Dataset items
**********
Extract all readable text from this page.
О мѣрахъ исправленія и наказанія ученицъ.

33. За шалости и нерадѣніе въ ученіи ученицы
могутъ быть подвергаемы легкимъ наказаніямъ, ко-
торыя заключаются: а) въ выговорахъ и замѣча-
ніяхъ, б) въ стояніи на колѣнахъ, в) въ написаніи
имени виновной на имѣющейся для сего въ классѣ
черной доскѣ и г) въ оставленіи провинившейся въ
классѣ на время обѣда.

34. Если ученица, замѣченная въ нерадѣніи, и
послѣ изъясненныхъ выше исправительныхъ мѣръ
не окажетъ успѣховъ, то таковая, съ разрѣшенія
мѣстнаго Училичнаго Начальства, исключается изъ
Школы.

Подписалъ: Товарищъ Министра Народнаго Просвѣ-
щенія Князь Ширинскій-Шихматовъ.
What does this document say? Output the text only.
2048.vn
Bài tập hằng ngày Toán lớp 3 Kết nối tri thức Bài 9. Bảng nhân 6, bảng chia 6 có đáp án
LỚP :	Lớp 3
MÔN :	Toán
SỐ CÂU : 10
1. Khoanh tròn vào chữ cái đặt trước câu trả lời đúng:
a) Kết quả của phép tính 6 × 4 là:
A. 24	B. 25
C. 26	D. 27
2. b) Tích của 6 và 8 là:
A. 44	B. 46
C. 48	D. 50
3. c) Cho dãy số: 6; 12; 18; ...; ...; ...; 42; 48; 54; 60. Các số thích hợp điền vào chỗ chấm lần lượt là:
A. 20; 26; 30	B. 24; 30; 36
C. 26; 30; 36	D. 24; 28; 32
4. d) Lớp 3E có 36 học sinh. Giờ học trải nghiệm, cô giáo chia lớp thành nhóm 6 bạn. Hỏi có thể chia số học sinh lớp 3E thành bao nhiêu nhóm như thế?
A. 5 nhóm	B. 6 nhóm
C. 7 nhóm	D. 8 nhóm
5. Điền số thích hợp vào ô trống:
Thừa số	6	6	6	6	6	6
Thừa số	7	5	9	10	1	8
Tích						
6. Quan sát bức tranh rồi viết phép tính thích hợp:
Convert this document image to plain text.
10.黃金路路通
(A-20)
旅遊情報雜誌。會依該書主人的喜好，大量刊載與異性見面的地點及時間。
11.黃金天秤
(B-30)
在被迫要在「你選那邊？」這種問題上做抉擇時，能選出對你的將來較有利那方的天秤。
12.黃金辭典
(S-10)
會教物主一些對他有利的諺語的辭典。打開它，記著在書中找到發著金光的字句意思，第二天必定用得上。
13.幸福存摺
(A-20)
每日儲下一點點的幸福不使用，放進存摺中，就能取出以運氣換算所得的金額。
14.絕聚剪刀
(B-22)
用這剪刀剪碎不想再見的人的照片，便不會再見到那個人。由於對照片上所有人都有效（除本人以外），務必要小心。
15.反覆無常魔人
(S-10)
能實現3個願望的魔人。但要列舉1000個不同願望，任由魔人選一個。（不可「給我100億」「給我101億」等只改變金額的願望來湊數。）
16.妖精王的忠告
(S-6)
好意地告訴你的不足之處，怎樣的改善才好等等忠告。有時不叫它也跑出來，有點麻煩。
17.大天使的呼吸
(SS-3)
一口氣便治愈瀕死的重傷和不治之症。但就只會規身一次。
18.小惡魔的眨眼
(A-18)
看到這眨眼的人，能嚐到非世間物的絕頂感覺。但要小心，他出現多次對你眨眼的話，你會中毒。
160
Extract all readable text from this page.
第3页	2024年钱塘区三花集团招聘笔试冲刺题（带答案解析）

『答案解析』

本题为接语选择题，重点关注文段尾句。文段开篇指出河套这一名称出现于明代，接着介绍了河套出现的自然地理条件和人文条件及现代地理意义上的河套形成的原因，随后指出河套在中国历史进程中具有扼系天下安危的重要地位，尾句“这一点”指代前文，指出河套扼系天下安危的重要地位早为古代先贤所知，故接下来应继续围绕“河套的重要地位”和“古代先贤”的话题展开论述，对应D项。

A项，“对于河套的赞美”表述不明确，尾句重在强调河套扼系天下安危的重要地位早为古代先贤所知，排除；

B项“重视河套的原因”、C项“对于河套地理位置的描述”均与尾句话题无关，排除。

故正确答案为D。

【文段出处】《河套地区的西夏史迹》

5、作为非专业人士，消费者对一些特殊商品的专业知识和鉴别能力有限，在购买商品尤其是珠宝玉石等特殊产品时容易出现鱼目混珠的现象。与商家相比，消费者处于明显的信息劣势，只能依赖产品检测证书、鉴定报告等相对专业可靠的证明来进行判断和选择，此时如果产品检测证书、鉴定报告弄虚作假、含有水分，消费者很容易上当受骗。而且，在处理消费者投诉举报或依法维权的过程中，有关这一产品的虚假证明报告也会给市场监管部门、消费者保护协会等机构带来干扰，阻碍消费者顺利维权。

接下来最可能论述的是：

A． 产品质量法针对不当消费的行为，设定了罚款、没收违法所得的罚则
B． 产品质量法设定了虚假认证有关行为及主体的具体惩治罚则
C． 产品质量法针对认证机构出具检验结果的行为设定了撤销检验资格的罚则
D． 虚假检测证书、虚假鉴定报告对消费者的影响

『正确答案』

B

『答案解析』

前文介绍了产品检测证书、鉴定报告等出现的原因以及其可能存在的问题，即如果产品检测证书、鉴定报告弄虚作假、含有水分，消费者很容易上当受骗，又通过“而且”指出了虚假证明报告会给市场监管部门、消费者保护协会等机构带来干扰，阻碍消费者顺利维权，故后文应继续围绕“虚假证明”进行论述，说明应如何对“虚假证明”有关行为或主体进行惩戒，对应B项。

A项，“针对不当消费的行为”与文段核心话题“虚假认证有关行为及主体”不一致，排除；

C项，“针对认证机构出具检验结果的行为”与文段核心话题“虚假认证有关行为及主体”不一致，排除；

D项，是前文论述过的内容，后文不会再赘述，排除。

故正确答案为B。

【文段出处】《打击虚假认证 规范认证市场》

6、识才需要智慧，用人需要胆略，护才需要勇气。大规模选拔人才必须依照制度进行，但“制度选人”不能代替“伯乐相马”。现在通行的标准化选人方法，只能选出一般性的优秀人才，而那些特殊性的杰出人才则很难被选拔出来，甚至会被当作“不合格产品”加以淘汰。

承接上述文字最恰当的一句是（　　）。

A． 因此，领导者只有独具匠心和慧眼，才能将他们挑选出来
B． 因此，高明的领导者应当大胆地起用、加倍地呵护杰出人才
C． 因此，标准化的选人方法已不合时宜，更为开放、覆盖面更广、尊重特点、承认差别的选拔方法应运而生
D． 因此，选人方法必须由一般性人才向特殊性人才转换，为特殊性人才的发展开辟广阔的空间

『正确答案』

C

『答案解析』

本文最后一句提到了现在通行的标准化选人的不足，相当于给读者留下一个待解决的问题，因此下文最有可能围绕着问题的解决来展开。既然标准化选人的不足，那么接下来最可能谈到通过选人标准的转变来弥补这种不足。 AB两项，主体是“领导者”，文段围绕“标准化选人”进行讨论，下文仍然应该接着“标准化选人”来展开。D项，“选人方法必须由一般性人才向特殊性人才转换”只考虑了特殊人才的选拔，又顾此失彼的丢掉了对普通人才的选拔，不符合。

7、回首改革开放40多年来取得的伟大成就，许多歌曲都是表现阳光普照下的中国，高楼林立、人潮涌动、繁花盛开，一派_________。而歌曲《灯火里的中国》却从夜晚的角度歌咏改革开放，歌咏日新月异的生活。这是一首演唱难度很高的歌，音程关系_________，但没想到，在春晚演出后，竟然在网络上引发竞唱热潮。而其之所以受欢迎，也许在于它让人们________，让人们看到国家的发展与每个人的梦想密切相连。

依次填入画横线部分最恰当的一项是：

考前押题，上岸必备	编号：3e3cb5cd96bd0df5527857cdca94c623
**********
### Your objective
All of the data shown above must be copied exactly.

### Task output
Extract all readable text from this page.
О мѣрахъ исправленія и наказанія ученицъ.

33. За шалости и нерадѣніе въ ученіи ученицы
могутъ быть подвергаемы легкимъ наказаніямъ, ко-
торыя заключаются: а) въ выговорахъ и замѣча-
ніяхъ, б) въ стояніи на колѣнахъ, в) въ написаніи
имени виновной на имѣющейся для сего въ классѣ
черной доскѣ и г) въ оставленіи провинившейся въ
классѣ на время обѣда.

34. Если ученица, замѣченная въ нерадѣніи, и
послѣ изъясненныхъ выше исправительныхъ мѣръ
не окажетъ успѣховъ, то таковая, съ разрѣшенія
мѣстнаго Училичнаго Начальства, исключается изъ
Школы.

Подписалъ: Товарищъ Министра Народнаго Просвѣ-
щенія Князь Ширинскій-Шихматовъ.
What does this document say? Output the text only.
2048.vn
Bài tập hằng ngày Toán lớp 3 Kết nối tri thức Bài 9. Bảng nhân 6, bảng chia 6 có đáp án
LỚP :	Lớp 3
MÔN :	Toán
SỐ CÂU : 10
1. Khoanh tròn vào chữ cái đặt trước câu trả lời đúng:
a) Kết quả của phép tính 6 × 4 là:
A. 24	B. 25
C. 26	D. 27
2. b) Tích của 6 và 8 là:
A. 44	B. 46
C. 48	D. 50
3. c) Cho dãy số: 6; 12; 18; ...; ...; ...; 42; 48; 54; 60. Các số thích hợp điền vào chỗ chấm lần lượt là:
A. 20; 26; 30	B. 24; 30; 36
C. 26; 30; 36	D. 24; 28; 32
4. d) Lớp 3E có 36 học sinh. Giờ học trải nghiệm, cô giáo chia lớp thành nhóm 6 bạn. Hỏi có thể chia số học sinh lớp 3E thành bao nhiêu nhóm như thế?
A. 5 nhóm	B. 6 nhóm
C. 7 nhóm	D. 8 nhóm
5. Điền số thích hợp vào ô trống:
Thừa số	6	6	6	6	6	6
Thừa số	7	5	9	10	1	8
Tích						
6. Quan sát bức tranh rồi viết phép tính thích hợp:
Convert this document image to plain text.
10.黃金路路通
(A-20)
旅遊情報雜誌。會依該書主人的喜好，大量刊載與異性見面的地點及時間。
11.黃金天秤
(B-30)
在被迫要在「你選那邊？」這種問題上做抉擇時，能選出對你的將來較有利那方的天秤。
12.黃金辭典
(S-10)
會教物主一些對他有利的諺語的辭典。打開它，記著在書中找到發著金光的字句意思，第二天必定用得上。
13.幸福存摺
(A-20)
每日儲下一點點的幸福不使用，放進存摺中，就能取出以運氣換算所得的金額。
14.絕聚剪刀
(B-22)
用這剪刀剪碎不想再見的人的照片，便不會再見到那個人。由於對照片上所有人都有效（除本人以外），務必要小心。
15.反覆無常魔人
(S-10)
能實現3個願望的魔人。但要列舉1000個不同願望，任由魔人選一個。（不可「給我100億」「給我101億」等只改變金額的願望來湊數。）
16.妖精王的忠告
(S-6)
好意地告訴你的不足之處，怎樣的改善才好等等忠告。有時不叫它也跑出來，有點麻煩。
17.大天使的呼吸
(SS-3)
一口氣便治愈瀕死的重傷和不治之症。但就只會規身一次。
18.小惡魔的眨眼
(A-18)
看到這眨眼的人，能嚐到非世間物的絕頂感覺。但要小心，他出現多次對你眨眼的話，你會中毒。
160
Extract all readable text from this page.
第3页	2024年钱塘区三花集团招聘笔试冲刺题（带答案解析）

『答案解析』

本题为接语选择题，重点关注文段尾句。文段开篇指出河套这一名称出现于明代，接着介绍了河套出现的自然地理条件和人文条件及现代地理意义上的河套形成的原因，随后指出河套在中国历史进程中具有扼系天下安危的重要地位，尾句“这一点”指代前文，指出河套扼系天下安危的重要地位早为古代先贤所知，故接下来应继续围绕“河套的重要地位”和“古代先贤”的话题展开论述，对应D项。

A项，“对于河套的赞美”表述不明确，尾句重在强调河套扼系天下安危的重要地位早为古代先贤所知，排除；

B项“重视河套的原因”、C项“对于河套地理位置的描述”均与尾句话题无关，排除。

故正确答案为D。

【文段出处】《河套地区的西夏史迹》

5、作为非专业人士，消费者对一些特殊商品的专业知识和鉴别能力有限，在购买商品尤其是珠宝玉石等特殊产品时容易出现鱼目混珠的现象。与商家相比，消费者处于明显的信息劣势，只能依赖产品检测证书、鉴定报告等相对专业可靠的证明来进行判断和选择，此时如果产品检测证书、鉴定报告弄虚作假、含有水分，消费者很容易上当受骗。而且，在处理消费者投诉举报或依法维权的过程中，有关这一产品的虚假证明报告也会给市场监管部门、消费者保护协会等机构带来干扰，阻碍消费者顺利维权。

接下来最可能论述的是：

A． 产品质量法针对不当消费的行为，设定了罚款、没收违法所得的罚则
B． 产品质量法设定了虚假认证有关行为及主体的具体惩治罚则
C． 产品质量法针对认证机构出具检验结果的行为设定了撤销检验资格的罚则
D． 虚假检测证书、虚假鉴定报告对消费者的影响

『正确答案』

B

『答案解析』

前文介绍了产品检测证书、鉴定报告等出现的原因以及其可能存在的问题，即如果产品检测证书、鉴定报告弄虚作假、含有水分，消费者很容易上当受骗，又通过“而且”指出了虚假证明报告会给市场监管部门、消费者保护协会等机构带来干扰，阻碍消费者顺利维权，故后文应继续围绕“虚假证明”进行论述，说明应如何对“虚假证明”有关行为或主体进行惩戒，对应B项。

A项，“针对不当消费的行为”与文段核心话题“虚假认证有关行为及主体”不一致，排除；

C项，“针对认证机构出具检验结果的行为”与文段核心话题“虚假认证有关行为及主体”不一致，排除；

D项，是前文论述过的内容，后文不会再赘述，排除。

故正确答案为B。

【文段出处】《打击虚假认证 规范认证市场》

6、识才需要智慧，用人需要胆略，护才需要勇气。大规模选拔人才必须依照制度进行，但“制度选人”不能代替“伯乐相马”。现在通行的标准化选人方法，只能选出一般性的优秀人才，而那些特殊性的杰出人才则很难被选拔出来，甚至会被当作“不合格产品”加以淘汰。

承接上述文字最恰当的一句是（　　）。

A． 因此，领导者只有独具匠心和慧眼，才能将他们挑选出来
B． 因此，高明的领导者应当大胆地起用、加倍地呵护杰出人才
C． 因此，标准化的选人方法已不合时宜，更为开放、覆盖面更广、尊重特点、承认差别的选拔方法应运而生
D． 因此，选人方法必须由一般性人才向特殊性人才转换，为特殊性人才的发展开辟广阔的空间

『正确答案』

C

『答案解析』

本文最后一句提到了现在通行的标准化选人的不足，相当于给读者留下一个待解决的问题，因此下文最有可能围绕着问题的解决来展开。既然标准化选人的不足，那么接下来最可能谈到通过选人标准的转变来弥补这种不足。 AB两项，主体是“领导者”，文段围绕“标准化选人”进行讨论，下文仍然应该接着“标准化选人”来展开。D项，“选人方法必须由一般性人才向特殊性人才转换”只考虑了特殊人才的选拔，又顾此失彼的丢掉了对普通人才的选拔，不符合。

7、回首改革开放40多年来取得的伟大成就，许多歌曲都是表现阳光普照下的中国，高楼林立、人潮涌动、繁花盛开，一派_________。而歌曲《灯火里的中国》却从夜晚的角度歌咏改革开放，歌咏日新月异的生活。这是一首演唱难度很高的歌，音程关系_________，但没想到，在春晚演出后，竟然在网络上引发竞唱热潮。而其之所以受欢迎，也许在于它让人们________，让人们看到国家的发展与每个人的梦想密切相连。

依次填入画横线部分最恰当的一项是：

考前押题，上岸必备	编号：3e3cb5cd96bd0df5527857cdca94c623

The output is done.